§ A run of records

# # # #

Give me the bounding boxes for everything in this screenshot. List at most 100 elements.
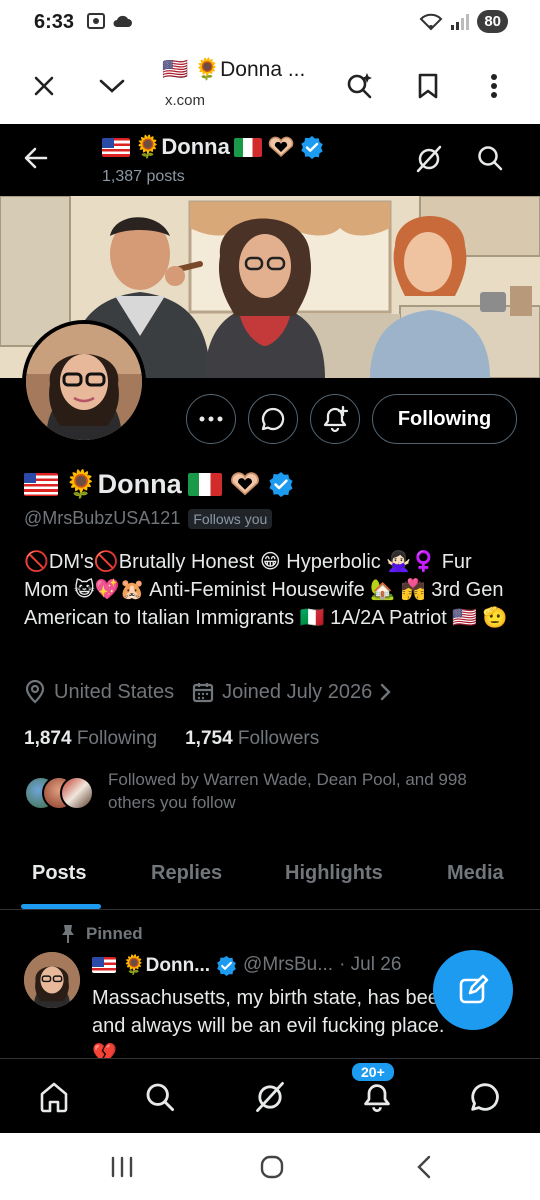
location-text: United States [54,680,175,703]
back-chevron-icon [417,1155,431,1179]
browser-url[interactable]: x.com [165,92,205,109]
tab-posts[interactable]: Posts [32,862,86,885]
followers-label: Followers [237,728,320,749]
ai-search-button[interactable] [340,66,380,106]
post-author-name[interactable]: 🌻Donn... [122,953,210,977]
italy-flag-icon [233,137,262,157]
profile-name-text: 🌻Donna [64,469,182,499]
home-icon [40,1082,68,1113]
notifications-badge: 20+ [350,1061,396,1083]
status-time: 6:33 [34,11,75,33]
recents-icon [111,1156,133,1178]
calendar-icon [192,683,214,703]
back-system-button[interactable] [410,1153,438,1181]
browser-menu-button[interactable] [474,66,514,106]
nav-notifications[interactable] [357,1077,397,1117]
profile-bio: 🚫DM's🚫Brutally Honest 😁 Hyperbolic 🙅🏻‍♀️… [24,551,508,629]
profile-page: 🌻Donna 1,387 posts Following 🌻Donna @Mrs… [0,124,540,1133]
tab-replies[interactable]: Replies [151,862,222,885]
pinned-label: Pinned [86,924,143,943]
minimize-tab-button[interactable] [92,66,132,106]
bookmark-button[interactable] [408,66,448,106]
back-button[interactable] [22,144,50,177]
location-pin-icon [25,680,45,704]
signal-icon [451,13,470,30]
recents-button[interactable] [108,1153,136,1181]
header-name-text: 🌻Donna [134,134,230,159]
screenshot-icon [87,13,105,29]
wifi-icon [419,13,443,30]
pinned-label-row: Pinned [60,924,143,944]
followed-by-avatars [24,776,94,812]
notifications-subscribe-button[interactable] [310,394,360,444]
profile-meta: United States Joined July 2026 [24,680,392,704]
bottom-navigation: 20+ [0,1058,540,1133]
chat-bubble-icon [261,407,285,431]
cloud-icon [113,15,132,27]
browser-page-title: 🇺🇸 🌻Donna ... [162,58,306,81]
post-date[interactable]: · Jul 26 [339,954,401,976]
pin-icon [62,925,74,943]
profile-joined[interactable]: Joined July 2026 [192,681,392,704]
status-notification-icons [86,12,132,30]
header-posts-count: 1,387 posts [102,168,185,185]
follow-counts: 1,874 Following 1,754 Followers [24,728,319,750]
followers-count-link[interactable]: 1,754 Followers [185,728,319,750]
nav-grok[interactable] [250,1077,290,1117]
profile-location: United States [24,680,174,704]
nav-messages[interactable] [465,1077,505,1117]
profile-avatar[interactable] [22,320,146,444]
system-navigation-bar [0,1133,540,1200]
followed-by-row[interactable]: Followed by Warren Wade, Dean Pool, and … [24,768,524,816]
compose-icon [459,974,489,1004]
messages-icon [471,1083,499,1111]
post-avatar-photo [24,952,80,1008]
us-flag-icon [102,137,130,157]
close-icon [34,76,54,96]
tab-highlights[interactable]: Highlights [285,862,383,885]
nav-search[interactable] [140,1077,180,1117]
post-author-handle: @MrsBu... [243,954,334,975]
avatar-photo [26,324,142,440]
following-button[interactable]: Following [372,394,517,444]
grok-chat-button[interactable] [248,394,298,444]
profile-search-button[interactable] [476,144,504,177]
verified-badge-icon [301,136,323,159]
profile-display-name: 🌻Donna [24,468,294,500]
us-flag-icon [24,472,58,496]
post-author-avatar[interactable] [24,952,80,1008]
chevron-down-icon [99,79,125,93]
compose-post-button[interactable] [433,950,513,1030]
following-count: 1,874 [24,728,72,749]
home-system-button[interactable] [258,1153,286,1181]
follows-you-badge: Follows you [188,508,273,529]
close-tab-button[interactable] [24,66,64,106]
tab-media[interactable]: Media [447,862,504,885]
notifications-icon [364,1084,390,1112]
browser-toolbar: 🇺🇸 🌻Donna ... x.com [0,46,540,124]
following-count-link[interactable]: 1,874 Following [24,728,157,750]
follower-avatar [60,776,94,810]
bookmark-icon [418,73,438,99]
nav-home[interactable] [34,1077,74,1117]
search-icon [146,1083,174,1111]
us-flag-icon [92,957,116,973]
battery-indicator: 80 [477,10,508,33]
verified-badge-icon [217,955,236,976]
heart-hands-icon [268,136,294,158]
grok-icon [256,1081,284,1113]
heart-hands-icon [230,472,259,496]
status-bar: 6:33 80 [0,0,540,46]
grok-button[interactable] [414,144,444,179]
chevron-right-icon [381,683,391,701]
post-header: 🌻Donn... @MrsBu... · Jul 26 [92,953,401,977]
more-horizontal-icon [199,416,223,422]
grok-icon [416,145,442,173]
joined-text: Joined July 2026 [222,680,373,703]
handle-row: @MrsBubzUSA121 Follows you [24,508,273,529]
verified-badge-icon[interactable] [268,471,294,497]
post-text[interactable]: Massachusetts, my birth state, has been … [92,984,472,1068]
bell-plus-icon [323,405,349,433]
more-options-button[interactable] [186,394,236,444]
home-circle-icon [260,1155,284,1179]
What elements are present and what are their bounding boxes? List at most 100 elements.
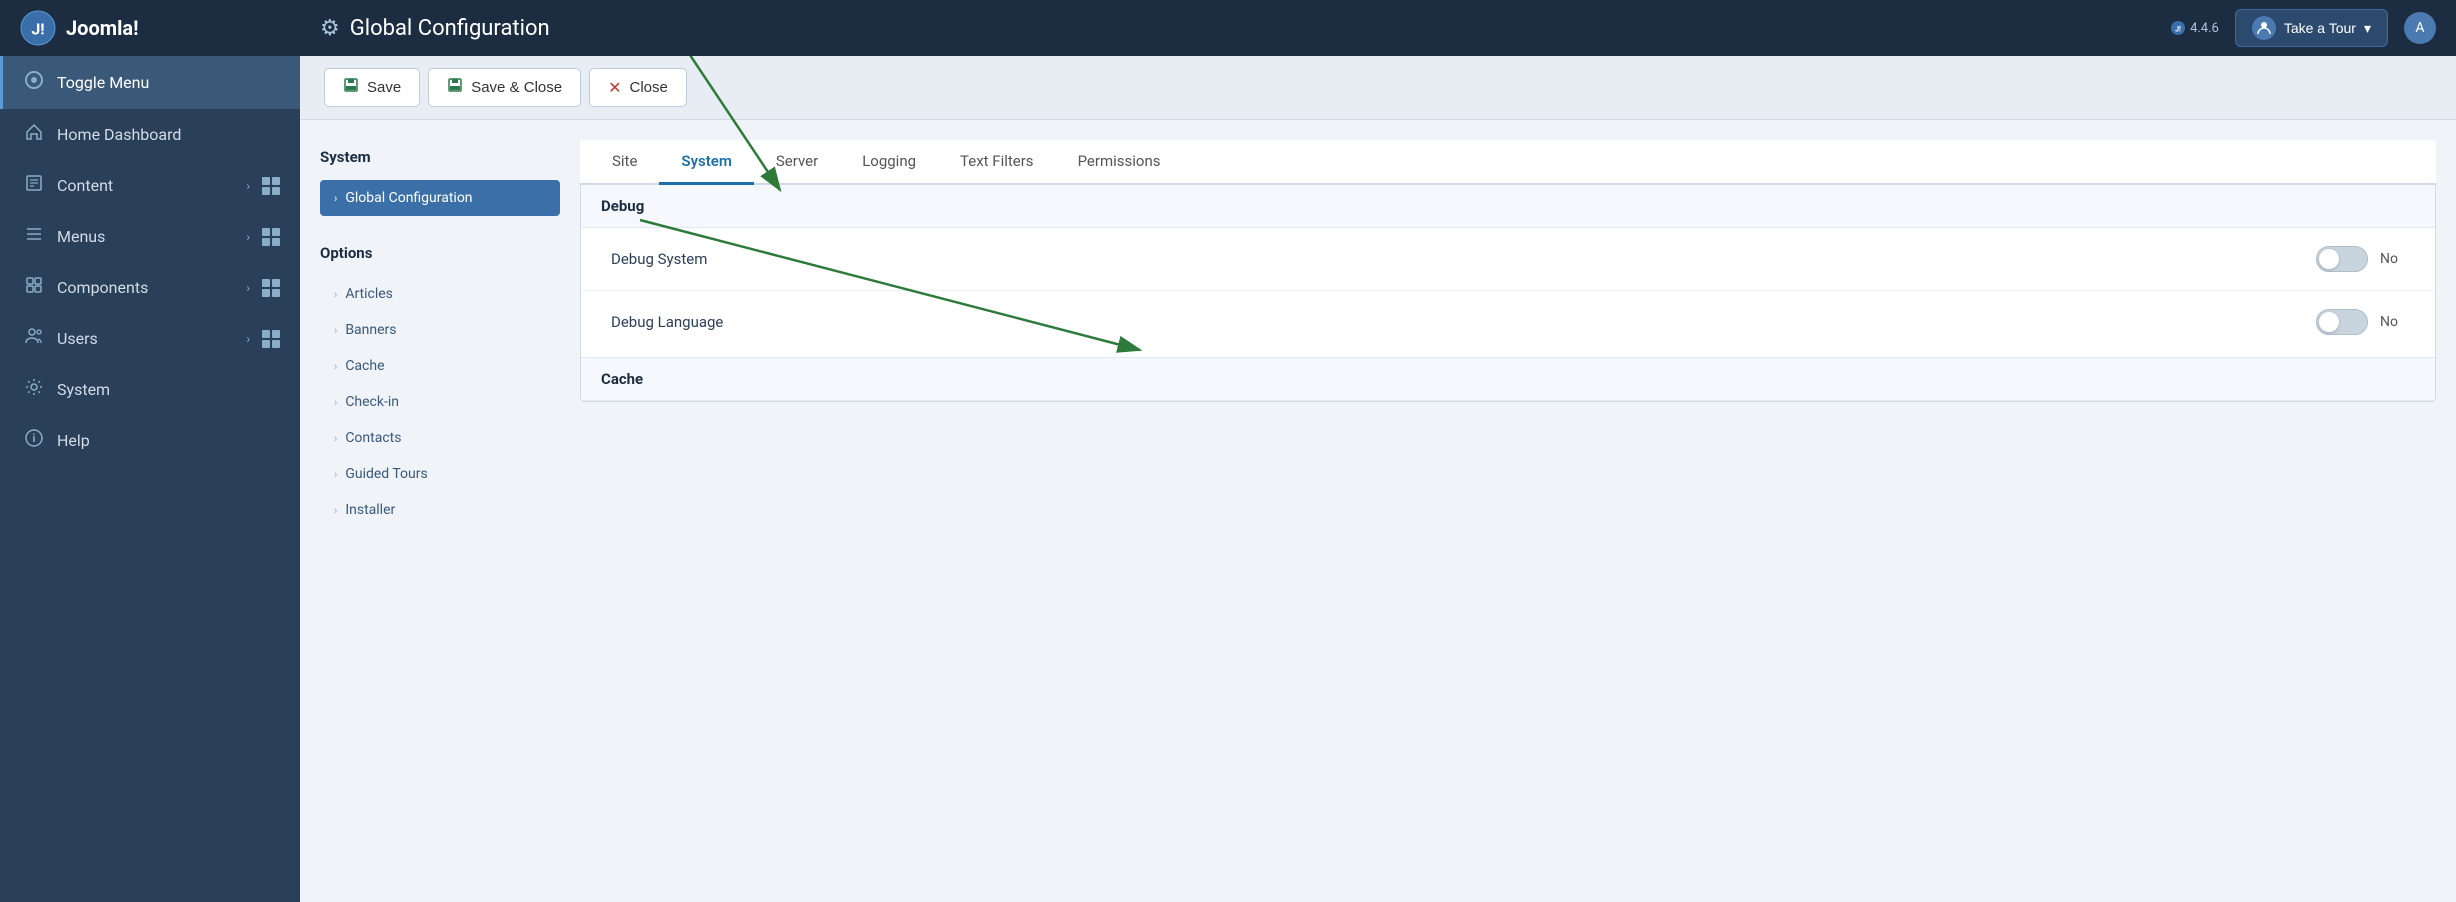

# # # #

§ REQUIRED WORK
Write out verbatim the lines from the one with "location-text: United States [54,680,175,703]" up to and including the one with "italy-flag-icon [233,137,262,157]".

§ SOLVED PROBLEM
location-text: United States [54,680,175,703]
back-chevron-icon [417,1155,431,1179]
browser-url[interactable]: x.com [165,92,205,109]
tab-posts[interactable]: Posts [32,862,86,885]
followers-label: Followers [237,728,320,749]
ai-search-button[interactable] [340,66,380,106]
post-author-name[interactable]: 🌻Donn... [122,953,210,977]
italy-flag-icon [233,137,262,157]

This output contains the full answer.